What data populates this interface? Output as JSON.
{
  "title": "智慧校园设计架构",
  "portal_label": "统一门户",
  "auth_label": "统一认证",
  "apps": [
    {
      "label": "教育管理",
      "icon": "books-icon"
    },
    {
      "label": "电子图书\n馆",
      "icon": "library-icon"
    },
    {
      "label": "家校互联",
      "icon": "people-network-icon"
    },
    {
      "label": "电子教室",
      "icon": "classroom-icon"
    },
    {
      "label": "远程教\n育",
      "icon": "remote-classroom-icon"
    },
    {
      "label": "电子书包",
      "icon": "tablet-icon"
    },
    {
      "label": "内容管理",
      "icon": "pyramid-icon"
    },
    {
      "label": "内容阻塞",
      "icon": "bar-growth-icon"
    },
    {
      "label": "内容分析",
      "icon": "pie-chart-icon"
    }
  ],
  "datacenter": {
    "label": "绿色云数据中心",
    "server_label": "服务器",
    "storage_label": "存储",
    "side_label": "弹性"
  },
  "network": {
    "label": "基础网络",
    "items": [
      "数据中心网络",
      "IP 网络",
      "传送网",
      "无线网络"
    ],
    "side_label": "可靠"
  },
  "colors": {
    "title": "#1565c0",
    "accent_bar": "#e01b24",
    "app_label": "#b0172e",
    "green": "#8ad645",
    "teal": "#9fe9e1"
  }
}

▬▬▬

PROMPT >>
Your task is to repeat every line exactly.

TASK SOLUTION >>
What data populates this interface? Output as JSON.
{
  "title": "智慧校园设计架构",
  "portal_label": "统一门户",
  "auth_label": "统一认证",
  "apps": [
    {
      "label": "教育管理",
      "icon": "books-icon"
    },
    {
      "label": "电子图书\n馆",
      "icon": "library-icon"
    },
    {
      "label": "家校互联",
      "icon": "people-network-icon"
    },
    {
      "label": "电子教室",
      "icon": "classroom-icon"
    },
    {
      "label": "远程教\n育",
      "icon": "remote-classroom-icon"
    },
    {
      "label": "电子书包",
      "icon": "tablet-icon"
    },
    {
      "label": "内容管理",
      "icon": "pyramid-icon"
    },
    {
      "label": "内容阻塞",
      "icon": "bar-growth-icon"
    },
    {
      "label": "内容分析",
      "icon": "pie-chart-icon"
    }
  ],
  "datacenter": {
    "label": "绿色云数据中心",
    "server_label": "服务器",
    "storage_label": "存储",
    "side_label": "弹性"
  },
  "network": {
    "label": "基础网络",
    "items": [
      "数据中心网络",
      "IP 网络",
      "传送网",
      "无线网络"
    ],
    "side_label": "可靠"
  },
  "colors": {
    "title": "#1565c0",
    "accent_bar": "#e01b24",
    "app_label": "#b0172e",
    "green": "#8ad645",
    "teal": "#9fe9e1"
  }
}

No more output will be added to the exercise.